What you have to do: Pull out every line containing the string "ylabel".

Data listing
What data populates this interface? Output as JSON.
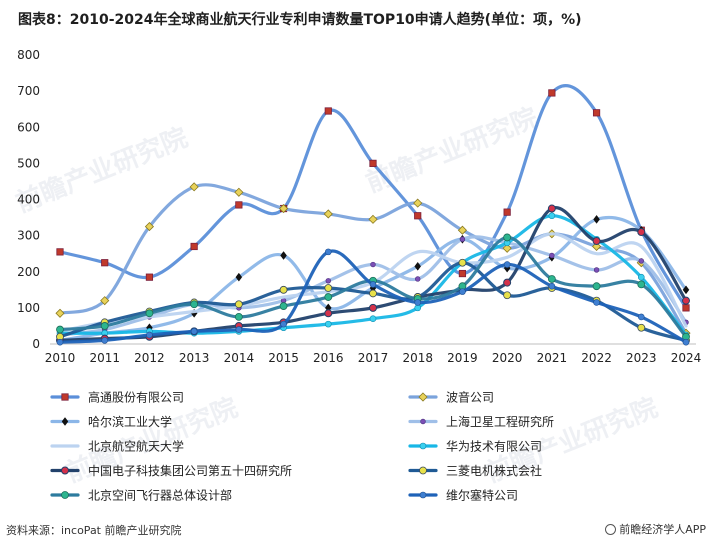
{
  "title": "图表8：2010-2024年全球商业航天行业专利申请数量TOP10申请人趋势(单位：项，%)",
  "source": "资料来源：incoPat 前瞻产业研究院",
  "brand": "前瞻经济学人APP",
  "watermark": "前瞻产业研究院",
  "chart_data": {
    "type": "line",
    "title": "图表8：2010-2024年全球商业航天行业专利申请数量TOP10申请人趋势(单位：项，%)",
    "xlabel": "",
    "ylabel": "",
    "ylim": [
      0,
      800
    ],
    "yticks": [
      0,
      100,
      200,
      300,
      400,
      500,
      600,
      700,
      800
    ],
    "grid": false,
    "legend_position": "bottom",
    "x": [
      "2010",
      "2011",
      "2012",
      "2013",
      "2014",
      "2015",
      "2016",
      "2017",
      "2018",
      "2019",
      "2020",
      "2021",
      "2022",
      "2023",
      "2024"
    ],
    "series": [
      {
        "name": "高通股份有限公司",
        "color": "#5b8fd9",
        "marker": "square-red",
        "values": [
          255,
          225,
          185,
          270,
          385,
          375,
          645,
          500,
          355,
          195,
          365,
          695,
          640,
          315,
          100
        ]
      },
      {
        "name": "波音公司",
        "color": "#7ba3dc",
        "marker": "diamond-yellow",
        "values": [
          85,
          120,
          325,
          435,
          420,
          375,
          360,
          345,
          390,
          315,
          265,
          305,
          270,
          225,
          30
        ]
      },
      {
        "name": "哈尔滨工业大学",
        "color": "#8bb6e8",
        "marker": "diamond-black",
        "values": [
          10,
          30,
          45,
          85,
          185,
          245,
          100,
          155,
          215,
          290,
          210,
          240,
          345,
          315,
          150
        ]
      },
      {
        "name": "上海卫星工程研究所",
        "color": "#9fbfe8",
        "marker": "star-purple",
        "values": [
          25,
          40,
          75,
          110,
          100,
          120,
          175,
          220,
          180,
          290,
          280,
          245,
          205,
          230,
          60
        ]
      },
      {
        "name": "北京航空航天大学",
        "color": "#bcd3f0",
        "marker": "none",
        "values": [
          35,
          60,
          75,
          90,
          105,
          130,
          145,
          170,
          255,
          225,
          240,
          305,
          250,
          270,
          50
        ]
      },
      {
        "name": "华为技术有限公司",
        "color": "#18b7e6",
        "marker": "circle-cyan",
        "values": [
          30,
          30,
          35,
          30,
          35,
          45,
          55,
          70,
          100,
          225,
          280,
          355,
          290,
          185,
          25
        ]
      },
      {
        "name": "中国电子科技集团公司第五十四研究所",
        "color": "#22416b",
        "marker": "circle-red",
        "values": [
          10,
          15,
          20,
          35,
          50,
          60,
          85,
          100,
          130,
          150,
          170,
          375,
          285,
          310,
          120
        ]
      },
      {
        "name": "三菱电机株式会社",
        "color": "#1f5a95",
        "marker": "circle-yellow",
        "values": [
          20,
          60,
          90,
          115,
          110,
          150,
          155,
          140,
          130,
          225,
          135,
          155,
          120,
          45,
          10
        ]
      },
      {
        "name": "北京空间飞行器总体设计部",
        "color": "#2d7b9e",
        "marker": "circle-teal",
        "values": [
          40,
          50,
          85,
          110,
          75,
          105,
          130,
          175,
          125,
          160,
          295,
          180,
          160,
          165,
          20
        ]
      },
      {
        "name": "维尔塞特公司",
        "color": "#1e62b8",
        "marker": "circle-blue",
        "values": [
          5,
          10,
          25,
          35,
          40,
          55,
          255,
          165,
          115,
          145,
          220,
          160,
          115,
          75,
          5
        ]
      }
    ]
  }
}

---

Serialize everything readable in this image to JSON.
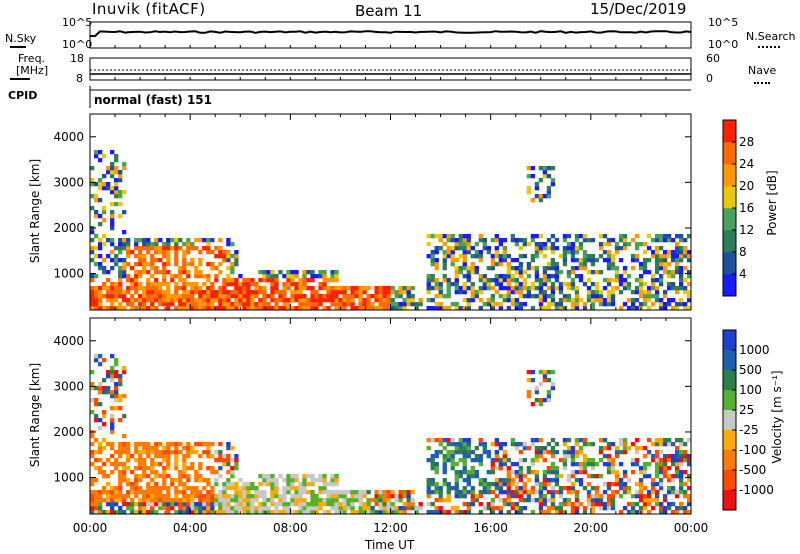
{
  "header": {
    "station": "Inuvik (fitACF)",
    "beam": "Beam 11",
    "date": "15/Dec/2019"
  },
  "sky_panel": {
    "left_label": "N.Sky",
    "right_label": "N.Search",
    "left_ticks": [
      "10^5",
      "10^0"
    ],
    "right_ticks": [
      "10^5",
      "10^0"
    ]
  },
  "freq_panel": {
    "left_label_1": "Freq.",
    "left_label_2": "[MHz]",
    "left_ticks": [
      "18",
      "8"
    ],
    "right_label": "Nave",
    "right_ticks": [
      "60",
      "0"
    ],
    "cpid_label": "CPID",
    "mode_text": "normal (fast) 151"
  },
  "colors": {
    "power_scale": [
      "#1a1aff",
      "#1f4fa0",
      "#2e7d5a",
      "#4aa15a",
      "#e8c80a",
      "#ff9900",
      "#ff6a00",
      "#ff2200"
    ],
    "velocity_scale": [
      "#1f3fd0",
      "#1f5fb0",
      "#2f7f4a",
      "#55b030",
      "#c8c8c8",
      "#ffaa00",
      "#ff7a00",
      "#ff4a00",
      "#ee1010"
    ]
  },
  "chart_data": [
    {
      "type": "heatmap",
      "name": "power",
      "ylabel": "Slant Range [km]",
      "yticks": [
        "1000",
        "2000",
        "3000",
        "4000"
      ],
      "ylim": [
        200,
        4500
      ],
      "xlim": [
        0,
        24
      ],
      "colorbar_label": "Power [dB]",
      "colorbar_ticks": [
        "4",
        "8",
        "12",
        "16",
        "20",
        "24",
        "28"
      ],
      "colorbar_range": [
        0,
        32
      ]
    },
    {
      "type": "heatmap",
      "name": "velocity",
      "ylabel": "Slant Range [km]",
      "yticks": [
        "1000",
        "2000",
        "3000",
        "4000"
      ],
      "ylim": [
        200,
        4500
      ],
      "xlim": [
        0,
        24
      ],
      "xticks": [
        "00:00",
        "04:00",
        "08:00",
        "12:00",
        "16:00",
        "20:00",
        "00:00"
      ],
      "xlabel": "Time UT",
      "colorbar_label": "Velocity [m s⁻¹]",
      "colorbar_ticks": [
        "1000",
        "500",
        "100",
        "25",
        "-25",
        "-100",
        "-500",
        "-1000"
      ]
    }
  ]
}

==

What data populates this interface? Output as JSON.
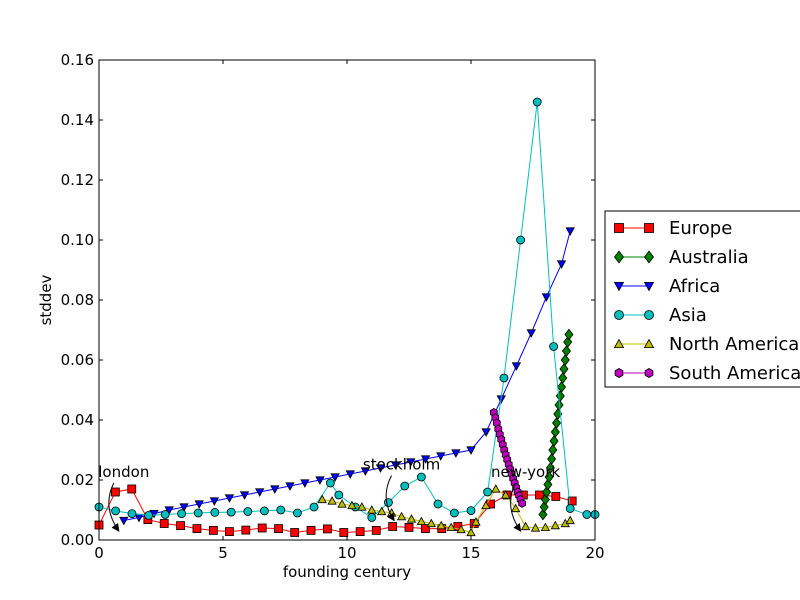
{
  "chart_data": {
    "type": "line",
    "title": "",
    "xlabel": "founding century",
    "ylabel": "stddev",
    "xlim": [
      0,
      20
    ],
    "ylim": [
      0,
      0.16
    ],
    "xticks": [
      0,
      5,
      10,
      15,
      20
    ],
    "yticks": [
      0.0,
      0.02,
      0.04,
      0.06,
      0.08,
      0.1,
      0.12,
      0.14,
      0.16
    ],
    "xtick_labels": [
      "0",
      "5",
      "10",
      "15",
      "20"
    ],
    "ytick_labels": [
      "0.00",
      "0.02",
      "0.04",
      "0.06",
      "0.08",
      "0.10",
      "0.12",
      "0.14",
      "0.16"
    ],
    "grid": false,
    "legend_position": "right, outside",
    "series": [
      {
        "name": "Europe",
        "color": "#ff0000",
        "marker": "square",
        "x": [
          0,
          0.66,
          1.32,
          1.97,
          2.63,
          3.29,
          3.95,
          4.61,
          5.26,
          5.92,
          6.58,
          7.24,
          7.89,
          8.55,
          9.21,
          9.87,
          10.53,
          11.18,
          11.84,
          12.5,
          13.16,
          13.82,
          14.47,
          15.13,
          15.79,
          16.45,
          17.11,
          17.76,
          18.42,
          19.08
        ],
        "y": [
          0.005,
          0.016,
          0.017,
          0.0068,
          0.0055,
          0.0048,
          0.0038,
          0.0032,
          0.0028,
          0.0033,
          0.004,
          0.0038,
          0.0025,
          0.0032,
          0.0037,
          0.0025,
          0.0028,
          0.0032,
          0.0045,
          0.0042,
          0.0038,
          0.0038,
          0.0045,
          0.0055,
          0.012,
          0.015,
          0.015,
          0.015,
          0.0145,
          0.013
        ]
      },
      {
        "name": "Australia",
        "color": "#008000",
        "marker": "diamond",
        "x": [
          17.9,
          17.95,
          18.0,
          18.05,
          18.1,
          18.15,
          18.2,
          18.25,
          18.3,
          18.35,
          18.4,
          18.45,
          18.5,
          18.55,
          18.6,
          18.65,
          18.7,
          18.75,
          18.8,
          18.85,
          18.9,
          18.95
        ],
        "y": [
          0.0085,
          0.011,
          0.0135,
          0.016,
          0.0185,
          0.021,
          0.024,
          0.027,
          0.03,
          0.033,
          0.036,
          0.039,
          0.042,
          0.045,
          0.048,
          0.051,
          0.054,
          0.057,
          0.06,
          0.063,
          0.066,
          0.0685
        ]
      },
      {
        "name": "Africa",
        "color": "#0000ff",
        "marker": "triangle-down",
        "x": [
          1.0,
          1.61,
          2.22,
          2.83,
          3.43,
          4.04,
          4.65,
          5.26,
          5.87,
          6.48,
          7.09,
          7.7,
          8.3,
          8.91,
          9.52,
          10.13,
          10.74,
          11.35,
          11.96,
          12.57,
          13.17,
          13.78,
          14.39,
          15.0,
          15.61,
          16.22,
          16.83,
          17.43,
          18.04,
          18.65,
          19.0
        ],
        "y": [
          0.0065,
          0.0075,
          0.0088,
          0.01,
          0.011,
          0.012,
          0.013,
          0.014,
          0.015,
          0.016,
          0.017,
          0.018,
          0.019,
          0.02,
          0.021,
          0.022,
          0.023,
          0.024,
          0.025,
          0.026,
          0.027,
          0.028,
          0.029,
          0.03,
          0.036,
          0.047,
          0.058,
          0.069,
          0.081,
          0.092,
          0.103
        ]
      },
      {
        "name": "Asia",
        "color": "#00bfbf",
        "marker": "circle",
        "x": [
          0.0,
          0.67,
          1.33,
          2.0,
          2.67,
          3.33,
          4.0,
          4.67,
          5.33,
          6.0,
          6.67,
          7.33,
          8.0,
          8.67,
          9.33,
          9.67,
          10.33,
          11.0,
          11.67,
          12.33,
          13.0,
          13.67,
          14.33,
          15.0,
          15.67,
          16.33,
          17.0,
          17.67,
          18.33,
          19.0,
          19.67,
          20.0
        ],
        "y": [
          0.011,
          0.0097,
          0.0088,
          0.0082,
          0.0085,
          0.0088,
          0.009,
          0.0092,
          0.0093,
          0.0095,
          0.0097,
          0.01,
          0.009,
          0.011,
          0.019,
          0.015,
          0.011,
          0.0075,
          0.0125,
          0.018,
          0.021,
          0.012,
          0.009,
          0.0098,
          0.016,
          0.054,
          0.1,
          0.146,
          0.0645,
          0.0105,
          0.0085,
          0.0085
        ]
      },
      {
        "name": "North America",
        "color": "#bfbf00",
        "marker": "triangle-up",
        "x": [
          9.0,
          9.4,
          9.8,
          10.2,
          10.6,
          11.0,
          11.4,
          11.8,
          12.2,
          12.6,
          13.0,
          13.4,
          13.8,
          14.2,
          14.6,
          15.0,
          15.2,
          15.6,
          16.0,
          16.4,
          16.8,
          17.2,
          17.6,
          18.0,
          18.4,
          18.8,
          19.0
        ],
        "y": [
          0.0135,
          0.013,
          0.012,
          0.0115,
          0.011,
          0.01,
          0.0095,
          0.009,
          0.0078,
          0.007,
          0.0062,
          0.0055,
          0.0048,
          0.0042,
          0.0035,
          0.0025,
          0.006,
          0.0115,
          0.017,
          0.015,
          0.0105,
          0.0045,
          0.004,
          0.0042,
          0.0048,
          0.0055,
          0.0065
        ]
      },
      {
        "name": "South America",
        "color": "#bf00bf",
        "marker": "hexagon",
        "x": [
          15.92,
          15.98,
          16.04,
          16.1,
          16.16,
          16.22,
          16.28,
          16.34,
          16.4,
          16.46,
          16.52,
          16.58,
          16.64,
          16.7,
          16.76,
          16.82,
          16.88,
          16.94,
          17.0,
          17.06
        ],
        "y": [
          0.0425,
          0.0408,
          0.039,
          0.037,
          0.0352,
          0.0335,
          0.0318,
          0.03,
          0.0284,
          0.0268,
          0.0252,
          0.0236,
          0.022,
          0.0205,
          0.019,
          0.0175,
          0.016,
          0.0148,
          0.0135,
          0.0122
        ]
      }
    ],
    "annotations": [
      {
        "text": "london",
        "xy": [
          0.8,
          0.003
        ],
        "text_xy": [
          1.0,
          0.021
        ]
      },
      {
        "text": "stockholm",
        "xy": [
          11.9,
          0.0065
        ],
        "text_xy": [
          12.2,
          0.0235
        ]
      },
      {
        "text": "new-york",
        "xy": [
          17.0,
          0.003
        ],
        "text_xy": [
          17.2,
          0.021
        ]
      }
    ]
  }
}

Result:
    "ylabel": "",
      "ylabel": "Slant Range [km]",
      "ylabel": "Slant Range [km]",
    "ylabel": "stddev",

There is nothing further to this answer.